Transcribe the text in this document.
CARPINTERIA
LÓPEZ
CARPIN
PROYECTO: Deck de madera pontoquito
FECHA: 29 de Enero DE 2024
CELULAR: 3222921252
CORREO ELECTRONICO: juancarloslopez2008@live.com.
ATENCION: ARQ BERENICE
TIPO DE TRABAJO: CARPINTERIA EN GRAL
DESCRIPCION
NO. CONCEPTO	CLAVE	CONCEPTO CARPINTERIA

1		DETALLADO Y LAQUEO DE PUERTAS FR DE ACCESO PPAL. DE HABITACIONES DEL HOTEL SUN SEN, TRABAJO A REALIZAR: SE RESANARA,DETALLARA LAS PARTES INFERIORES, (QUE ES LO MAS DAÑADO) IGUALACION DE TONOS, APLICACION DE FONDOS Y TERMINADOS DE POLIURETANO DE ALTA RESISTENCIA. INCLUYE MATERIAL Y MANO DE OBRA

=-=-=-=-=

WHAT IS EXPECTED: Without leaving anything out, quote all the data.

OUTPUT OF THE EXERCISE:
Transcribe the text in this document.
CARPINTERIA
LÓPEZ
CARPIN
PROYECTO: Deck de madera pontoquito
FECHA: 29 de Enero DE 2024
CELULAR: 3222921252
CORREO ELECTRONICO: juancarloslopez2008@live.com.
ATENCION: ARQ BERENICE
TIPO DE TRABAJO: CARPINTERIA EN GRAL
DESCRIPCION
NO. CONCEPTO	CLAVE	CONCEPTO CARPINTERIA

1		DETALLADO Y LAQUEO DE PUERTAS FR DE ACCESO PPAL. DE HABITACIONES DEL HOTEL SUN SEN, TRABAJO A REALIZAR: SE RESANARA,DETALLARA LAS PARTES INFERIORES, (QUE ES LO MAS DAÑADO) IGUALACION DE TONOS, APLICACION DE FONDOS Y TERMINADOS DE POLIURETANO DE ALTA RESISTENCIA. INCLUYE MATERIAL Y MANO DE OBRA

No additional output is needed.